- [Exercise aim]: Give the entries back exactly, dropping each image.

begin Records for the exercise

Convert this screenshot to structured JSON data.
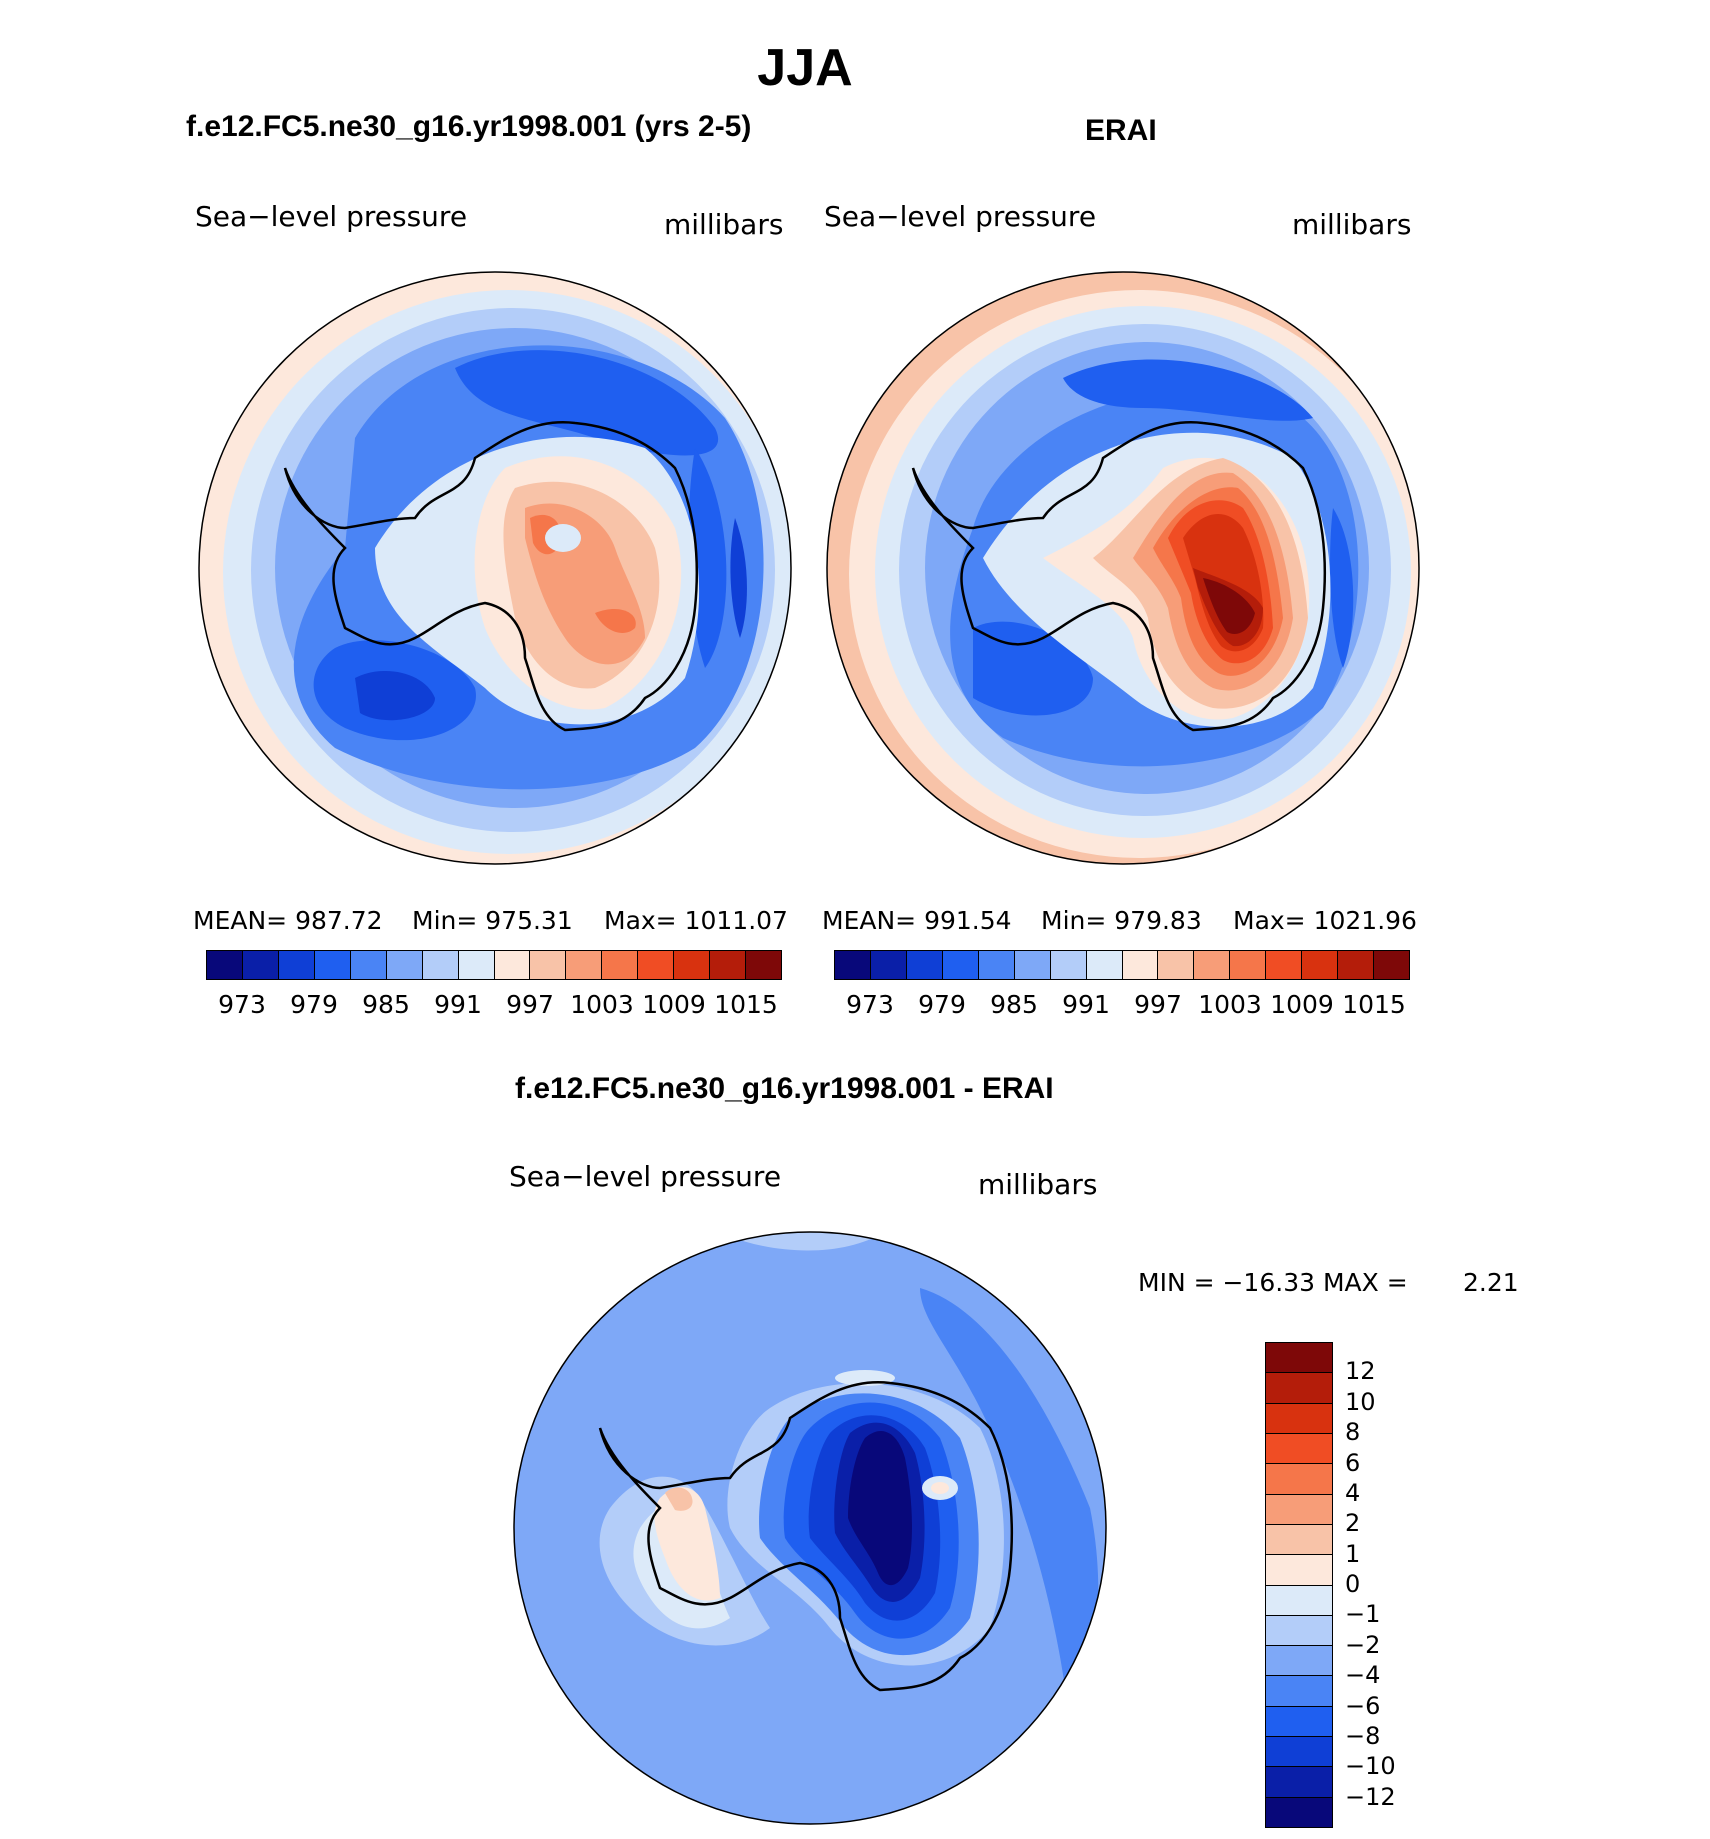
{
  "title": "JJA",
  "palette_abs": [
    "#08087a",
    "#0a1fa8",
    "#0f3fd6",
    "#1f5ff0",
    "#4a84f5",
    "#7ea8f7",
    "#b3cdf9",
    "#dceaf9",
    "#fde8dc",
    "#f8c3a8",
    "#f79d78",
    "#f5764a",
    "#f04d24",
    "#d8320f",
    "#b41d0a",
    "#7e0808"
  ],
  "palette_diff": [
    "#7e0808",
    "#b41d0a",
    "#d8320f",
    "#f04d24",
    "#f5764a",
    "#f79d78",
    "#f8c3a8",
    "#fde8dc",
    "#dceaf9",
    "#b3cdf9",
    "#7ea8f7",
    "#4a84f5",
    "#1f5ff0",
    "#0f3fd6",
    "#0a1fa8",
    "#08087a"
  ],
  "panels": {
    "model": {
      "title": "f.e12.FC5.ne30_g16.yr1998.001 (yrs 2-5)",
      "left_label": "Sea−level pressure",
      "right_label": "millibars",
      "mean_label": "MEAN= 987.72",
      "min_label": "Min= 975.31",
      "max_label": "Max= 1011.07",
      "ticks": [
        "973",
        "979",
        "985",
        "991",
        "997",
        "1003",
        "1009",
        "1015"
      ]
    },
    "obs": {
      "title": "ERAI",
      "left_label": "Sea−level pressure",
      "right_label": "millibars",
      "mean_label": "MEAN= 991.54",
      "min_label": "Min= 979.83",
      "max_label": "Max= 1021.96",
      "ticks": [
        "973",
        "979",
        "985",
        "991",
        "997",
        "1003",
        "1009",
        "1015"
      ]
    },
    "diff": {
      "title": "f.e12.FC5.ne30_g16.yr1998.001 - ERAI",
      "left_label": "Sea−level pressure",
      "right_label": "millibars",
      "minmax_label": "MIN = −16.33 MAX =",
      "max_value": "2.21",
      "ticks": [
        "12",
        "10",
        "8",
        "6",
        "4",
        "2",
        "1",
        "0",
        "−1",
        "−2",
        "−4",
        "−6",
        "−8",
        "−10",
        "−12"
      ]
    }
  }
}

end Records for the exercise

- [Exercise answer]:
Convert this screenshot to structured JSON data.
{
  "title": "JJA",
  "palette_abs": [
    "#08087a",
    "#0a1fa8",
    "#0f3fd6",
    "#1f5ff0",
    "#4a84f5",
    "#7ea8f7",
    "#b3cdf9",
    "#dceaf9",
    "#fde8dc",
    "#f8c3a8",
    "#f79d78",
    "#f5764a",
    "#f04d24",
    "#d8320f",
    "#b41d0a",
    "#7e0808"
  ],
  "palette_diff": [
    "#7e0808",
    "#b41d0a",
    "#d8320f",
    "#f04d24",
    "#f5764a",
    "#f79d78",
    "#f8c3a8",
    "#fde8dc",
    "#dceaf9",
    "#b3cdf9",
    "#7ea8f7",
    "#4a84f5",
    "#1f5ff0",
    "#0f3fd6",
    "#0a1fa8",
    "#08087a"
  ],
  "panels": {
    "model": {
      "title": "f.e12.FC5.ne30_g16.yr1998.001 (yrs 2-5)",
      "left_label": "Sea−level pressure",
      "right_label": "millibars",
      "mean_label": "MEAN= 987.72",
      "min_label": "Min= 975.31",
      "max_label": "Max= 1011.07",
      "ticks": [
        "973",
        "979",
        "985",
        "991",
        "997",
        "1003",
        "1009",
        "1015"
      ]
    },
    "obs": {
      "title": "ERAI",
      "left_label": "Sea−level pressure",
      "right_label": "millibars",
      "mean_label": "MEAN= 991.54",
      "min_label": "Min= 979.83",
      "max_label": "Max= 1021.96",
      "ticks": [
        "973",
        "979",
        "985",
        "991",
        "997",
        "1003",
        "1009",
        "1015"
      ]
    },
    "diff": {
      "title": "f.e12.FC5.ne30_g16.yr1998.001 - ERAI",
      "left_label": "Sea−level pressure",
      "right_label": "millibars",
      "minmax_label": "MIN = −16.33 MAX =",
      "max_value": "2.21",
      "ticks": [
        "12",
        "10",
        "8",
        "6",
        "4",
        "2",
        "1",
        "0",
        "−1",
        "−2",
        "−4",
        "−6",
        "−8",
        "−10",
        "−12"
      ]
    }
  }
}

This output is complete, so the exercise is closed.